■ INSTRUCTIONS TO FOLLOW
Among the entries that follow, locate the line with "Serialize everything readable" and the line with "Parse this screenshot: output". Output those lines and all lines in between, exactly, minus the pictures.

========================

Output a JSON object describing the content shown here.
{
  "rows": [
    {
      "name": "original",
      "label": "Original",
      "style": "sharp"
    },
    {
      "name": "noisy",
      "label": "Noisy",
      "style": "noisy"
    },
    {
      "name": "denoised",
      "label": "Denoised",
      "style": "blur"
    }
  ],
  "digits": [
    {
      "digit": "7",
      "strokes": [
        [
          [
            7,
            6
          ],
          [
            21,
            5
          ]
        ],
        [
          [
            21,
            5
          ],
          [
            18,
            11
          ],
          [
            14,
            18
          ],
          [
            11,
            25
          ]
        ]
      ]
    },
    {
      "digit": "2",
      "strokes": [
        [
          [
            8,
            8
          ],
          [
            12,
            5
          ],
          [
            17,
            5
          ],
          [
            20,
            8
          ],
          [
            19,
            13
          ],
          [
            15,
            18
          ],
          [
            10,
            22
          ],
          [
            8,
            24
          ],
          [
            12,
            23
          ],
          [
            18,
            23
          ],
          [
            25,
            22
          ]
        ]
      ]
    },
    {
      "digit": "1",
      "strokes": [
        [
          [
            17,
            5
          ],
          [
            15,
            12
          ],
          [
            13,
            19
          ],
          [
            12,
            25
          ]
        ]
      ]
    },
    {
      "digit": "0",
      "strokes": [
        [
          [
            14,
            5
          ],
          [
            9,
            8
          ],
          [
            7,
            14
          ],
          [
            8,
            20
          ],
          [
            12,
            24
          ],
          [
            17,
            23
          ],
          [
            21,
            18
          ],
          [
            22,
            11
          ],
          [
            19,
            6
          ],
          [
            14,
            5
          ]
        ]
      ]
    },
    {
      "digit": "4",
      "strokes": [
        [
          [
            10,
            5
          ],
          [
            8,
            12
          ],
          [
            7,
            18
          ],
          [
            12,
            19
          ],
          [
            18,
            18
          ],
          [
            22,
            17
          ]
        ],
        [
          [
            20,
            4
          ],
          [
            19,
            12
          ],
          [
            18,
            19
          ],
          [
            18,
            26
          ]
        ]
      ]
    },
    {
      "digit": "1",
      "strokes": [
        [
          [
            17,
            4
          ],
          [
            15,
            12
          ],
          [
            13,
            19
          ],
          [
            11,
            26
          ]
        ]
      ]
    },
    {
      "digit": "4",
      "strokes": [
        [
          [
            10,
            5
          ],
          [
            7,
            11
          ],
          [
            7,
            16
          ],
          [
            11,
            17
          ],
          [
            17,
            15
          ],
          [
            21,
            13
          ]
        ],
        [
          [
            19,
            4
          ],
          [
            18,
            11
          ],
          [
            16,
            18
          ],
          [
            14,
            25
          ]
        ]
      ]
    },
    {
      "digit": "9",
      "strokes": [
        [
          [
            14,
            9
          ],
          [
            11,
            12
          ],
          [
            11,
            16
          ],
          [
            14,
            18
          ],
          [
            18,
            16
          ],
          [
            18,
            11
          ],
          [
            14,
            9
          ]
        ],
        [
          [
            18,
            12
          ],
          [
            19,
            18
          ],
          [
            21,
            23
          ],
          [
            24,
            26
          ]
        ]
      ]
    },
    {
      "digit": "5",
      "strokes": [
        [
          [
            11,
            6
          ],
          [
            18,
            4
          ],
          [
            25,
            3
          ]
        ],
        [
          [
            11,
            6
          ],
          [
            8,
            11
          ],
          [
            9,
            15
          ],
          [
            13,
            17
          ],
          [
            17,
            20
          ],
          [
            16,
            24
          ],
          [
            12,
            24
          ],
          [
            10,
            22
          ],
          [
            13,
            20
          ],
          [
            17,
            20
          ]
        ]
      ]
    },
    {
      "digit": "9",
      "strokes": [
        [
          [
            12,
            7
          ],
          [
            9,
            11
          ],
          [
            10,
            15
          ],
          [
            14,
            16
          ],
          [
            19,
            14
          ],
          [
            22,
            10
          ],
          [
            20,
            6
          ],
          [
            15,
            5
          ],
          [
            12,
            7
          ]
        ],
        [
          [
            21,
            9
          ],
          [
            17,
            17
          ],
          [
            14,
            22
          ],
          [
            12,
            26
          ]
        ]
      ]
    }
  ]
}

========================

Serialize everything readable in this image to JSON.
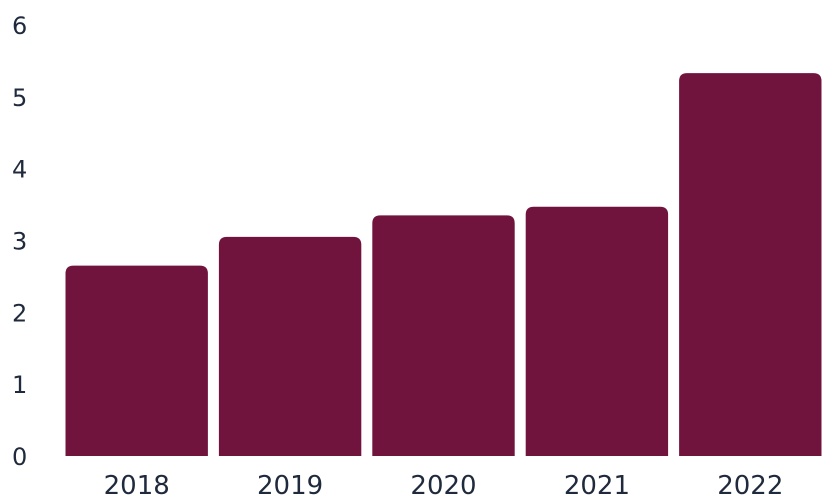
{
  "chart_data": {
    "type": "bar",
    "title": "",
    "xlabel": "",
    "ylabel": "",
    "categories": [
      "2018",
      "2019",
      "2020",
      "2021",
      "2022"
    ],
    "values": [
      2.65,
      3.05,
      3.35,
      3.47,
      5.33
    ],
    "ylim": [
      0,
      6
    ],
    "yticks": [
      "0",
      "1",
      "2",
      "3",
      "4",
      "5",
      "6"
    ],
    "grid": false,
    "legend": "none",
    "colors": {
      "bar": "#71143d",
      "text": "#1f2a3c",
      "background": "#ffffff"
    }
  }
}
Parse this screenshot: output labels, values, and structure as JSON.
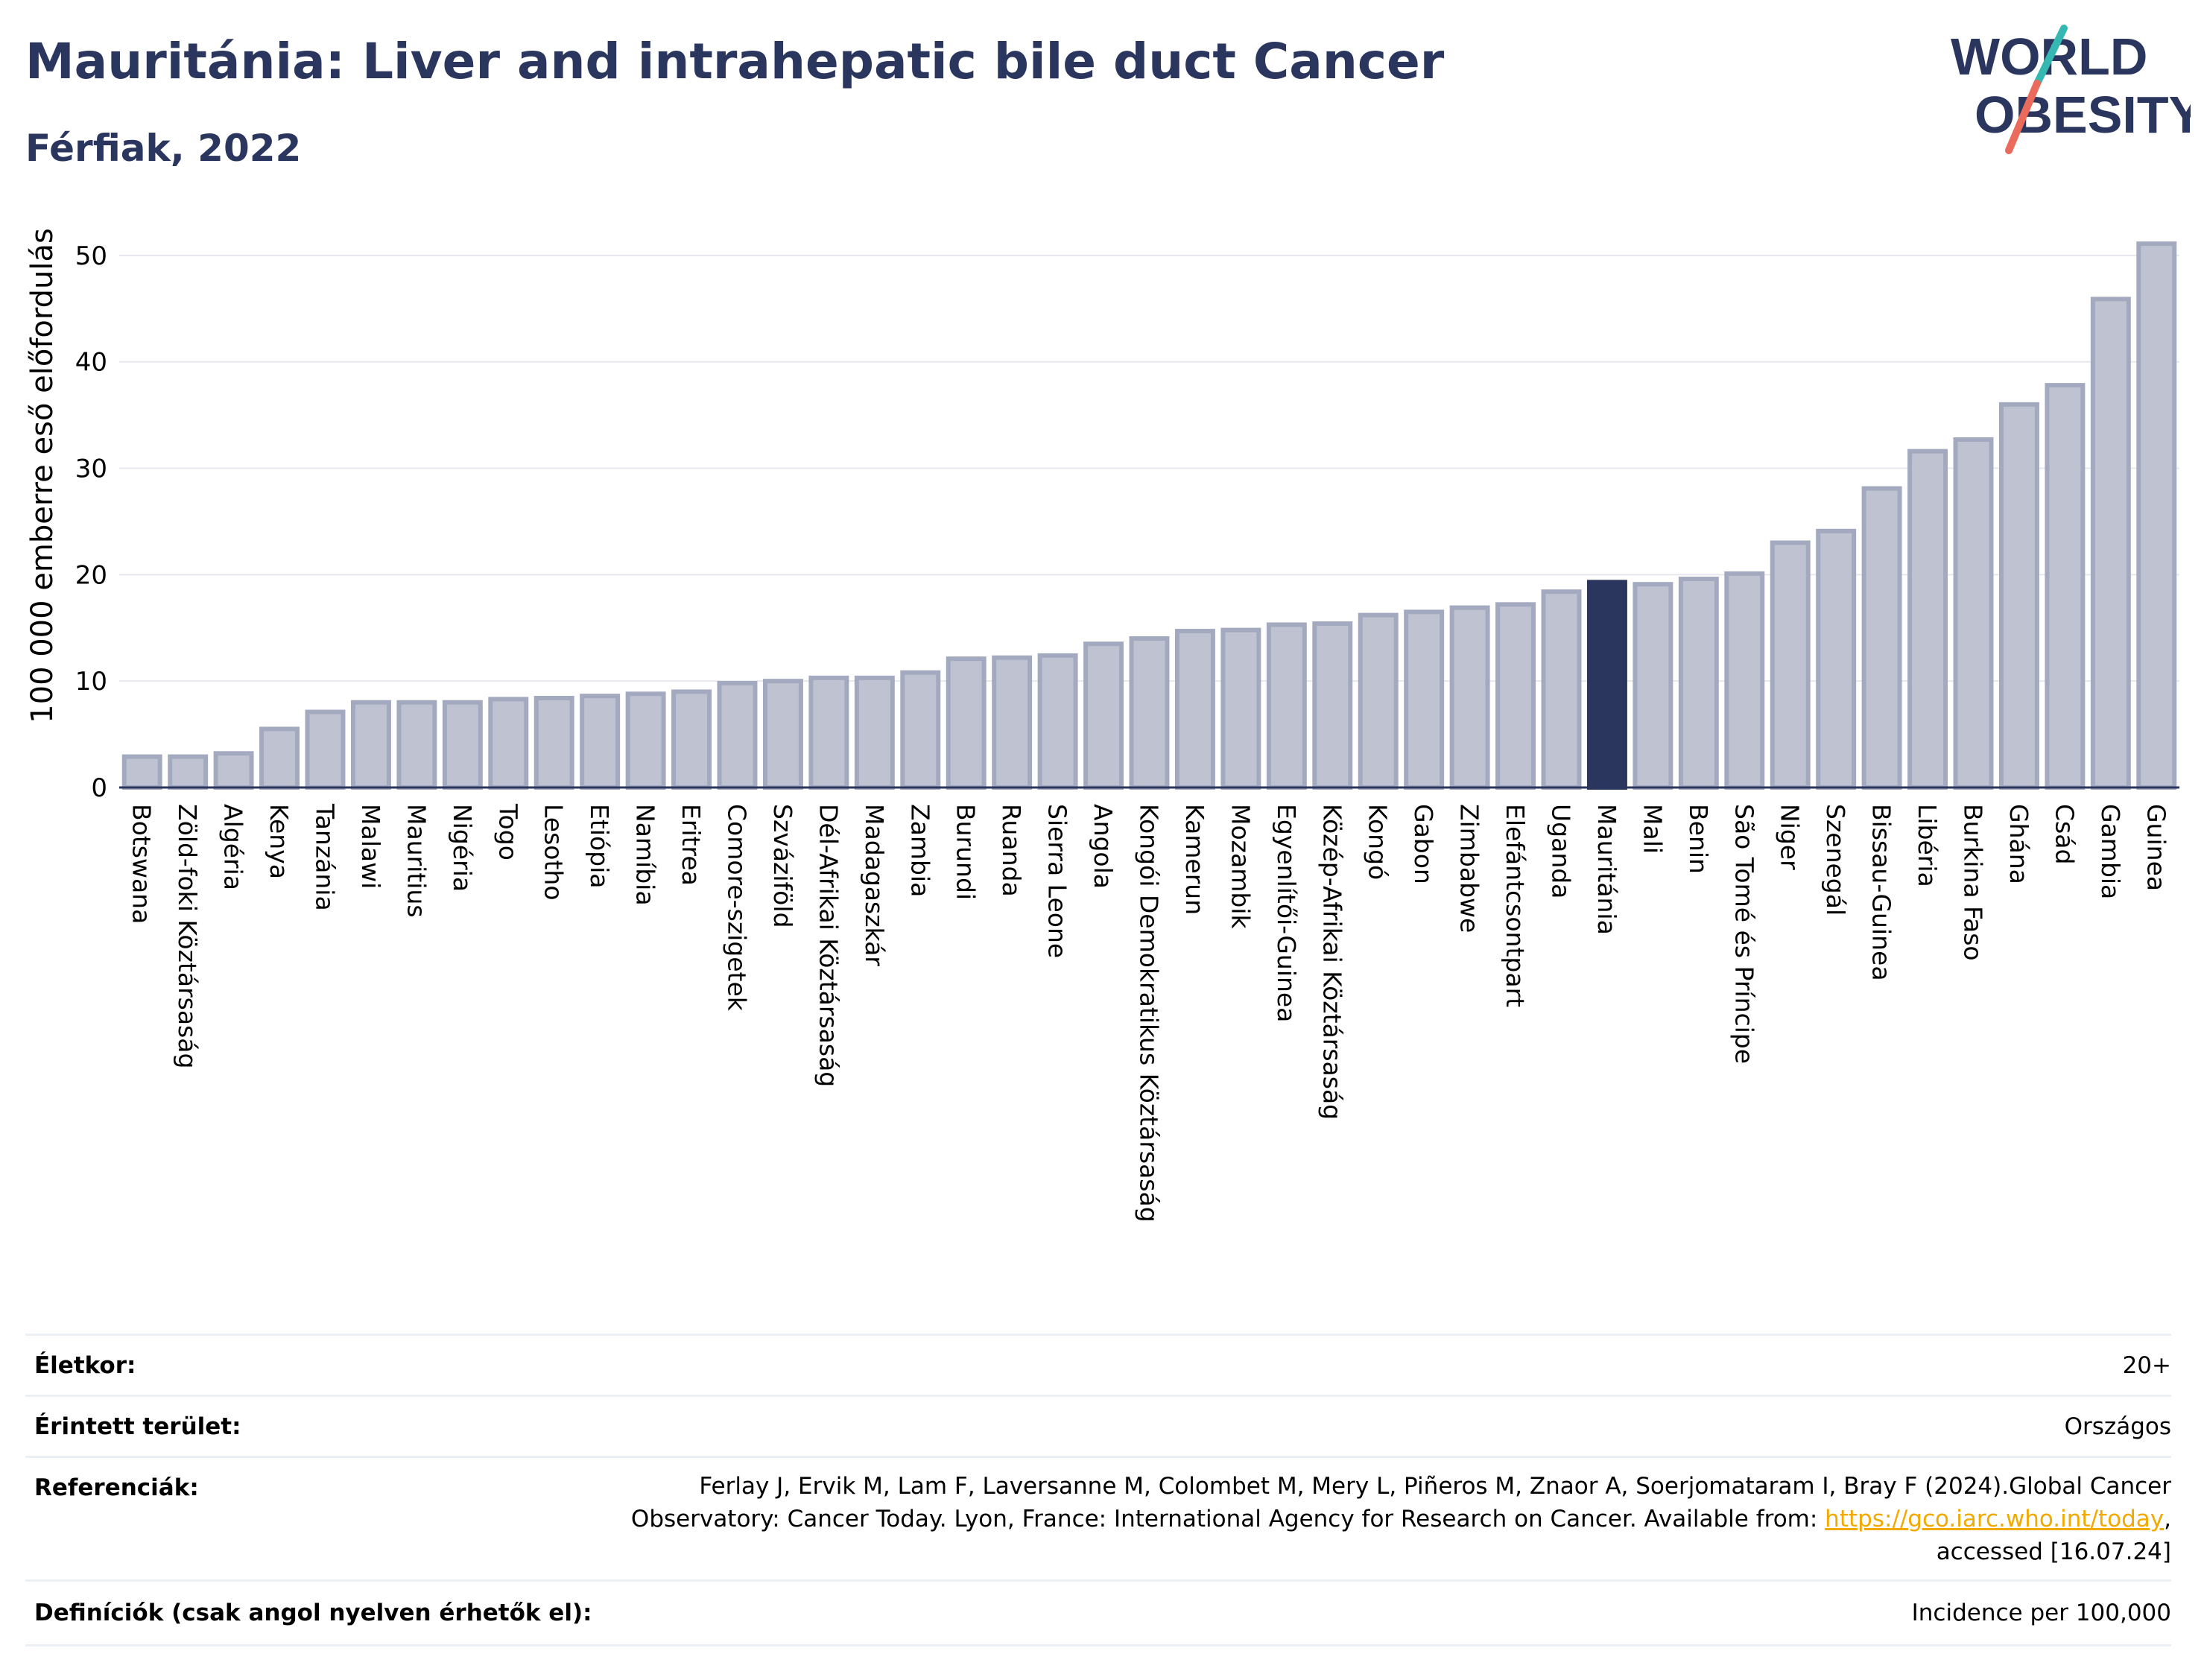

========================

■ TASK OUTPUT
Serialize everything readable in this image to JSON.
{
  "chart_data": {
    "type": "bar",
    "title": "",
    "xlabel": "",
    "ylabel": "",
    "categories": [
      "2018",
      "2019",
      "2020",
      "2021",
      "2022"
    ],
    "values": [
      2.65,
      3.05,
      3.35,
      3.47,
      5.33
    ],
    "ylim": [
      0,
      6
    ],
    "yticks": [
      "0",
      "1",
      "2",
      "3",
      "4",
      "5",
      "6"
    ],
    "grid": false,
    "legend": "none",
    "colors": {
      "bar": "#71143d",
      "text": "#1f2a3c",
      "background": "#ffffff"
    }
  }
}
Parse this screenshot: output labels, values, and structure as JSON.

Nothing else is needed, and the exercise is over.